> [Problem requirements]
In the material below, identify each line bearing the word "область". Reproduce those lines.

## start Provided information

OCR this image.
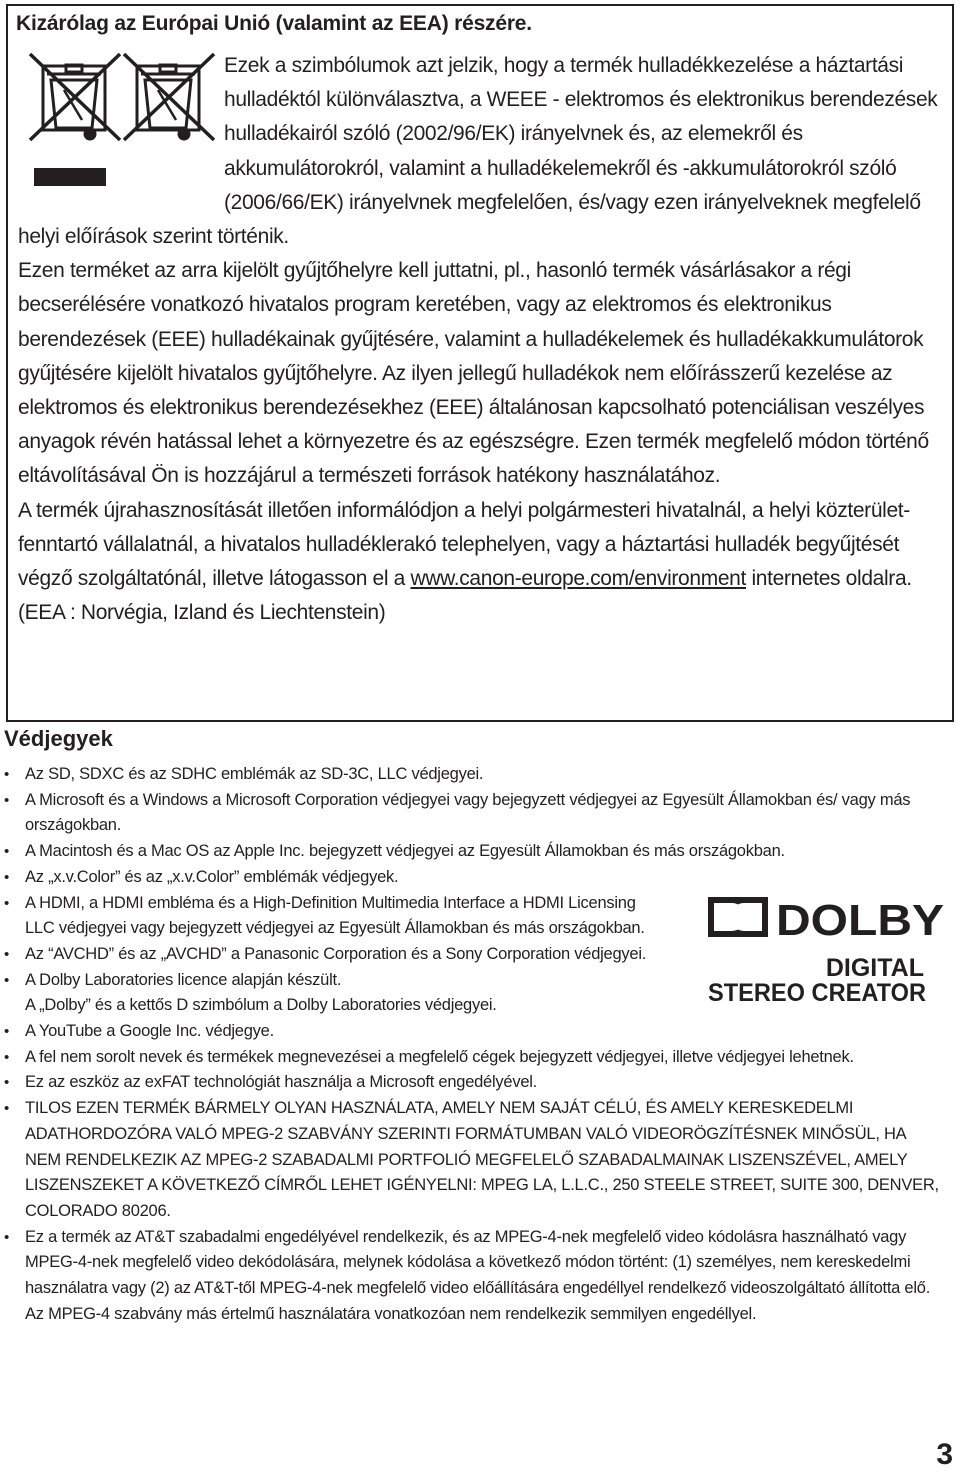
Kizárólag az Európai Unió (valamint az EEA) részére.

Ezek a szimbólumok azt jelzik, hogy a termék hulladékkezelése a háztartási hulladéktól különválasztva, a WEEE - elektromos és elektronikus berendezések hulladékairól szóló (2002/96/EK) irányelvnek és, az elemekről és akkumulátorokról, valamint a hulladékelemekről és -akkumulátorokról szóló (2006/66/EK) irányelvnek megfelelően, és/vagy ezen irányelveknek megfelelő helyi előírások szerint történik.

Ezen terméket az arra kijelölt gyűjtőhelyre kell juttatni, pl., hasonló termék vásárlásakor a régi becserélésére vonatkozó hivatalos program keretében, vagy az elektromos és elektronikus berendezések (EEE) hulladékainak gyűjtésére, valamint a hulladékelemek és hulladékakkumulátorok gyűjtésére kijelölt hivatalos gyűjtőhelyre. Az ilyen jellegű hulladékok nem előírásszerű kezelése az elektromos és elektronikus berendezésekhez (EEE) általánosan kapcsolható potenciálisan veszélyes anyagok révén hatással lehet a környezetre és az egészségre. Ezen termék megfelelő módon történő eltávolításával Ön is hozzájárul a természeti források hatékony használatához.

A termék újrahasznosítását illetően informálódjon a helyi polgármesteri hivatalnál, a helyi közterület-fenntartó vállalatnál, a hivatalos hulladéklerakó telephelyen, vagy a háztartási hulladék begyűjtését végző szolgáltatónál, illetve látogasson el a www.canon-europe.com/environment internetes oldalra.

(EEA : Norvégia, Izland és Liechtenstein)

Védjegyek
• Az SD, SDXC és az SDHC emblémák az SD-3C, LLC védjegyei.
• A Microsoft és a Windows a Microsoft Corporation védjegyei vagy bejegyzett védjegyei az Egyesült Államokban és/ vagy más országokban.
• A Macintosh és a Mac OS az Apple Inc. bejegyzett védjegyei az Egyesült Államokban és más országokban.
• Az „x.v.Color” és az „x.v.Color” emblémák védjegyek.
• A HDMI, a HDMI embléma és a High-Definition Multimedia Interface a HDMI Licensing LLC védjegyei vagy bejegyzett védjegyei az Egyesült Államokban és más országokban.
• Az “AVCHD” és az „AVCHD” a Panasonic Corporation és a Sony Corporation védjegyei.
• A Dolby Laboratories licence alapján készült.
A „Dolby” és a kettős D szimbólum a Dolby Laboratories védjegyei.
• A YouTube a Google Inc. védjegye.
• A fel nem sorolt nevek és termékek megnevezései a megfelelő cégek bejegyzett védjegyei, illetve védjegyei lehetnek.
• Ez az eszköz az exFAT technológiát használja a Microsoft engedélyével.
• TILOS EZEN TERMÉK BÁRMELY OLYAN HASZNÁLATA, AMELY NEM SAJÁT CÉLÚ, ÉS AMELY KERESKEDELMI ADATHORDOZÓRA VALÓ MPEG-2 SZABVÁNY SZERINTI FORMÁTUMBAN VALÓ VIDEORÖGZÍTÉSNEK MINŐSÜL, HA NEM RENDELKEZIK AZ MPEG-2 SZABADALMI PORTFOLIÓ MEGFELELŐ SZABADALMAINAK LISZENSZÉVEL, AMELY LISZENSZEKET A KÖVETKEZŐ CÍMRŐL LEHET IGÉNYELNI: MPEG LA, L.L.C., 250 STEELE STREET, SUITE 300, DENVER, COLORADO 80206.
• Ez a termék az AT&T szabadalmi engedélyével rendelkezik, és az MPEG-4-nek megfelelő video kódolásra használható vagy MPEG-4-nek megfelelő video dekódolására, melynek kódolása a következő módon történt: (1) személyes, nem kereskedelmi használatra vagy (2) az AT&T-től MPEG-4-nek megfelelő video előállítására engedéllyel rendelkező videoszolgáltató állította elő. Az MPEG-4 szabvány más értelmű használatára vonatkozóan nem rendelkezik semmilyen engedéllyel.
DOLBY
DIGITAL
STEREO CREATOR

3
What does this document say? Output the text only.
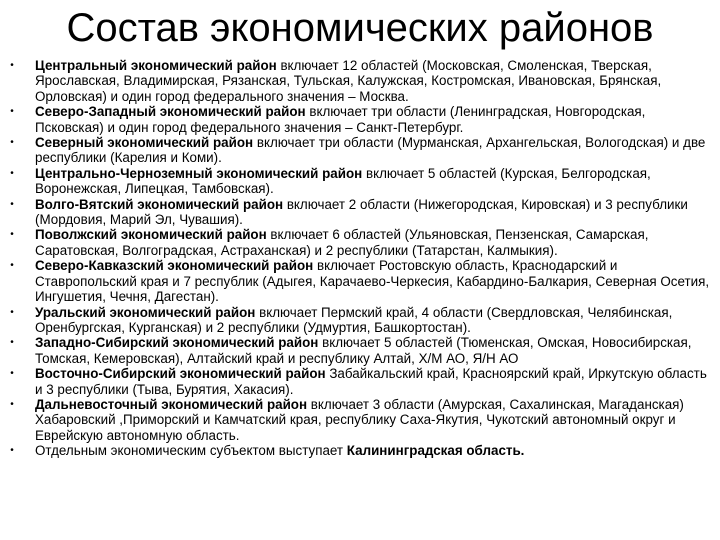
Состав экономических районов
• Центральный экономический район включает 12 областей (Московская, Смоленская, Тверская, Ярославская, Владимирская, Рязанская, Тульская, Калужская, Костромская, Ивановская, Брянская, Орловская) и один город федерального значения – Москва.
• Северо-Западный экономический район включает три области (Ленинградская, Новгородская, Псковская) и один город федерального значения – Санкт-Петербург.
• Северный экономический район включает три области (Мурманская, Архангельская, Вологодская) и две республики (Карелия и Коми).
• Центрально-Черноземный экономический район включает 5 областей (Курская, Белгородская, Воронежская, Липецкая, Тамбовская).
• Волго-Вятский экономический район включает 2 области (Нижегородская, Кировская) и 3 республики (Мордовия, Марий Эл, Чувашия).
• Поволжский экономический район включает 6 областей (Ульяновская, Пензенская, Самарская, Саратовская, Волгоградская, Астраханская) и 2 республики (Татарстан, Калмыкия).
• Северо-Кавказский экономический район включает Ростовскую область, Краснодарский и Ставропольский края и 7 республик (Адыгея, Карачаево-Черкесия, Кабардино-Балкария, Северная Осетия, Ингушетия, Чечня, Дагестан).
• Уральский экономический район включает Пермский край, 4 области (Свердловская, Челябинская, Оренбургская, Курганская) и 2 республики (Удмуртия, Башкортостан).
• Западно-Сибирский экономический район включает 5 областей (Тюменская, Омская, Новосибирская, Томская, Кемеровская), Алтайский край и республику Алтай, Х/М АО, Я/Н АО
• Восточно-Сибирский экономический район Забайкальский край, Красноярский край, Иркутскую область и 3 республики (Тыва, Бурятия, Хакасия).
• Дальневосточный экономический район включает 3 области (Амурская, Сахалинская, Магаданская) Хабаровский ,Приморский и Камчатский края, республику Саха-Якутия, Чукотский автономный округ и Еврейскую автономную область.
• Отдельным экономическим субъектом выступает Калининградская область.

## end Provided information

> [Solution below]
• Северо-Кавказский экономический район включает Ростовскую область, Краснодарский и Ставропольский края и 7 республик (Адыгея, Карачаево-Черкесия, Кабардино-Балкария, Северная Осетия, Ингушетия, Чечня, Дагестан).
• Восточно-Сибирский экономический район Забайкальский край, Красноярский край, Иркутскую область и 3 республики (Тыва, Бурятия, Хакасия).
• Дальневосточный экономический район включает 3 области (Амурская, Сахалинская, Магаданская) Хабаровский ,Приморский и Камчатский края, республику Саха-Якутия, Чукотский автономный округ и Еврейскую автономную область.
• Отдельным экономическим субъектом выступает Калининградская область.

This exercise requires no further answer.